(Dataset items)
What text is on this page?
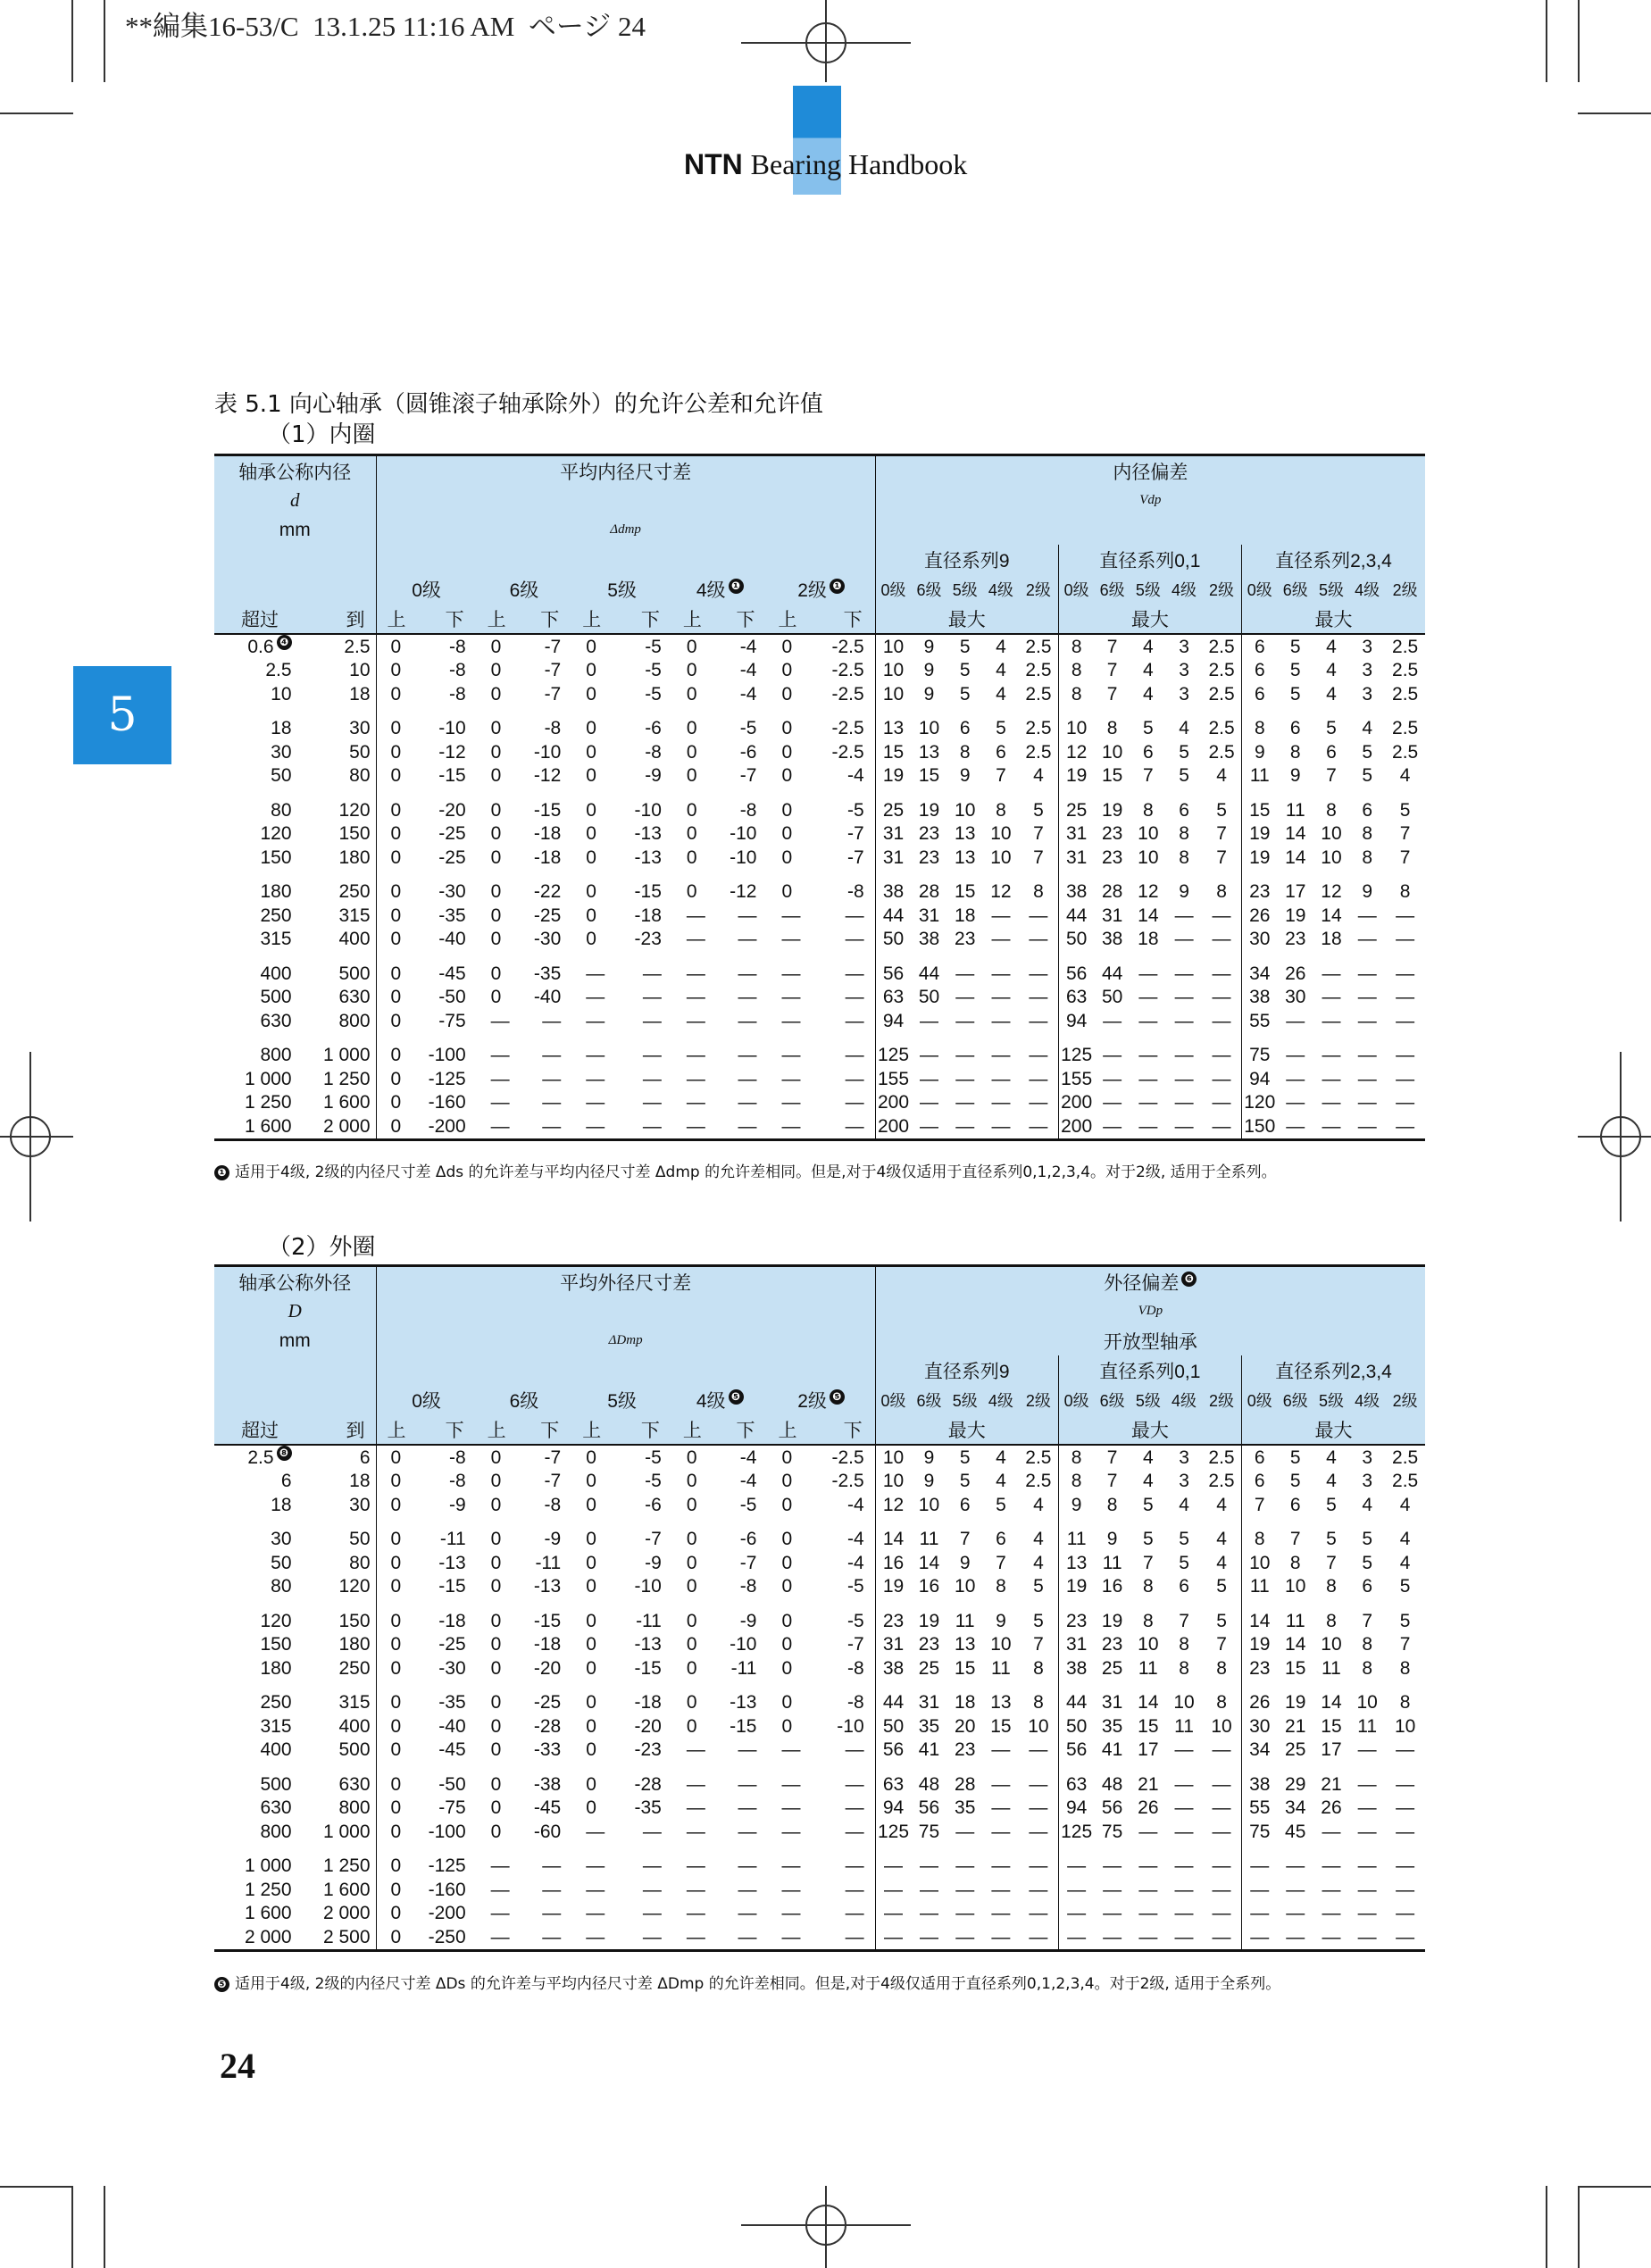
**編集16-53/C  13.1.25 11:16 AM  ページ 24
NTN Bearing Handbook
5
表 5.1 向心轴承（圆锥滚子轴承除外）的允许公差和允许值
（1）内圈
（2）外圈
轴承公称内径		平均内径尺寸差										内径偏差														
d												Vdp														
mm		Δdmp																								
												直径系列9					直径系列0,1					直径系列2,3,4				
		0级		6级		5级		4级 ❶		2级 ❶		0级	6级	5级	4级	2级	0级	6级	5级	4级	2级	0级	6级	5级	4级	2级
超过	到	上	下	上	下	上	下	上	下	上	下	最大					最大					最大				
0.6 ❹	2.5	0	-8	0	-7	0	-5	0	-4	0	-2.5	10	9	5	4	2.5	8	7	4	3	2.5	6	5	4	3	2.5
2.5	10	0	-8	0	-7	0	-5	0	-4	0	-2.5	10	9	5	4	2.5	8	7	4	3	2.5	6	5	4	3	2.5
10	18	0	-8	0	-7	0	-5	0	-4	0	-2.5	10	9	5	4	2.5	8	7	4	3	2.5	6	5	4	3	2.5

18	30	0	-10	0	-8	0	-6	0	-5	0	-2.5	13	10	6	5	2.5	10	8	5	4	2.5	8	6	5	4	2.5
30	50	0	-12	0	-10	0	-8	0	-6	0	-2.5	15	13	8	6	2.5	12	10	6	5	2.5	9	8	6	5	2.5
50	80	0	-15	0	-12	0	-9	0	-7	0	-4	19	15	9	7	4	19	15	7	5	4	11	9	7	5	4

80	120	0	-20	0	-15	0	-10	0	-8	0	-5	25	19	10	8	5	25	19	8	6	5	15	11	8	6	5
120	150	0	-25	0	-18	0	-13	0	-10	0	-7	31	23	13	10	7	31	23	10	8	7	19	14	10	8	7
150	180	0	-25	0	-18	0	-13	0	-10	0	-7	31	23	13	10	7	31	23	10	8	7	19	14	10	8	7

180	250	0	-30	0	-22	0	-15	0	-12	0	-8	38	28	15	12	8	38	28	12	9	8	23	17	12	9	8
250	315	0	-35	0	-25	0	-18	—	—	—	—	44	31	18	—	—	44	31	14	—	—	26	19	14	—	—
315	400	0	-40	0	-30	0	-23	—	—	—	—	50	38	23	—	—	50	38	18	—	—	30	23	18	—	—

400	500	0	-45	0	-35	—	—	—	—	—	—	56	44	—	—	—	56	44	—	—	—	34	26	—	—	—
500	630	0	-50	0	-40	—	—	—	—	—	—	63	50	—	—	—	63	50	—	—	—	38	30	—	—	—
630	800	0	-75	—	—	—	—	—	—	—	—	94	—	—	—	—	94	—	—	—	—	55	—	—	—	—

800	1 000	0	-100	—	—	—	—	—	—	—	—	125	—	—	—	—	125	—	—	—	—	75	—	—	—	—
1 000	1 250	0	-125	—	—	—	—	—	—	—	—	155	—	—	—	—	155	—	—	—	—	94	—	—	—	—
1 250	1 600	0	-160	—	—	—	—	—	—	—	—	200	—	—	—	—	200	—	—	—	—	120	—	—	—	—
1 600	2 000	0	-200	—	—	—	—	—	—	—	—	200	—	—	—	—	200	—	—	—	—	150	—	—	—	—
❶ 适用于4级, 2级的内径尺寸差 Δds 的允许差与平均内径尺寸差 Δdmp 的允许差相同。但是,对于4级仅适用于直径系列0,1,2,3,4。对于2级, 适用于全系列。
轴承公称外径		平均外径尺寸差										外径偏差 ❻														
D												VDp														
mm		ΔDmp										开放型轴承														
												直径系列9					直径系列0,1					直径系列2,3,4				
		0级		6级		5级		4级 ❺		2级 ❺		0级	6级	5级	4级	2级	0级	6级	5级	4级	2级	0级	6级	5级	4级	2级
超过	到	上	下	上	下	上	下	上	下	上	下	最大					最大					最大				
2.5 ❽	6	0	-8	0	-7	0	-5	0	-4	0	-2.5	10	9	5	4	2.5	8	7	4	3	2.5	6	5	4	3	2.5
6	18	0	-8	0	-7	0	-5	0	-4	0	-2.5	10	9	5	4	2.5	8	7	4	3	2.5	6	5	4	3	2.5
18	30	0	-9	0	-8	0	-6	0	-5	0	-4	12	10	6	5	4	9	8	5	4	4	7	6	5	4	4

30	50	0	-11	0	-9	0	-7	0	-6	0	-4	14	11	7	6	4	11	9	5	5	4	8	7	5	5	4
50	80	0	-13	0	-11	0	-9	0	-7	0	-4	16	14	9	7	4	13	11	7	5	4	10	8	7	5	4
80	120	0	-15	0	-13	0	-10	0	-8	0	-5	19	16	10	8	5	19	16	8	6	5	11	10	8	6	5

120	150	0	-18	0	-15	0	-11	0	-9	0	-5	23	19	11	9	5	23	19	8	7	5	14	11	8	7	5
150	180	0	-25	0	-18	0	-13	0	-10	0	-7	31	23	13	10	7	31	23	10	8	7	19	14	10	8	7
180	250	0	-30	0	-20	0	-15	0	-11	0	-8	38	25	15	11	8	38	25	11	8	8	23	15	11	8	8

250	315	0	-35	0	-25	0	-18	0	-13	0	-8	44	31	18	13	8	44	31	14	10	8	26	19	14	10	8
315	400	0	-40	0	-28	0	-20	0	-15	0	-10	50	35	20	15	10	50	35	15	11	10	30	21	15	11	10
400	500	0	-45	0	-33	0	-23	—	—	—	—	56	41	23	—	—	56	41	17	—	—	34	25	17	—	—

500	630	0	-50	0	-38	0	-28	—	—	—	—	63	48	28	—	—	63	48	21	—	—	38	29	21	—	—
630	800	0	-75	0	-45	0	-35	—	—	—	—	94	56	35	—	—	94	56	26	—	—	55	34	26	—	—
800	1 000	0	-100	0	-60	—	—	—	—	—	—	125	75	—	—	—	125	75	—	—	—	75	45	—	—	—

1 000	1 250	0	-125	—	—	—	—	—	—	—	—	—	—	—	—	—	—	—	—	—	—	—	—	—	—	—
1 250	1 600	0	-160	—	—	—	—	—	—	—	—	—	—	—	—	—	—	—	—	—	—	—	—	—	—	—
1 600	2 000	0	-200	—	—	—	—	—	—	—	—	—	—	—	—	—	—	—	—	—	—	—	—	—	—	—
2 000	2 500	0	-250	—	—	—	—	—	—	—	—	—	—	—	—	—	—	—	—	—	—	—	—	—	—	—
❺ 适用于4级, 2级的内径尺寸差 ΔDs 的允许差与平均内径尺寸差 ΔDmp 的允许差相同。但是,对于4级仅适用于直径系列0,1,2,3,4。对于2级, 适用于全系列。
24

Task brief ::
In the lines above, find each one with "适用于全系列" and list it.

Solution below ::
❶ 适用于4级, 2级的内径尺寸差 Δds 的允许差与平均内径尺寸差 Δdmp 的允许差相同。但是,对于4级仅适用于直径系列0,1,2,3,4。对于2级, 适用于全系列。
❺ 适用于4级, 2级的内径尺寸差 ΔDs 的允许差与平均内径尺寸差 ΔDmp 的允许差相同。但是,对于4级仅适用于直径系列0,1,2,3,4。对于2级, 适用于全系列。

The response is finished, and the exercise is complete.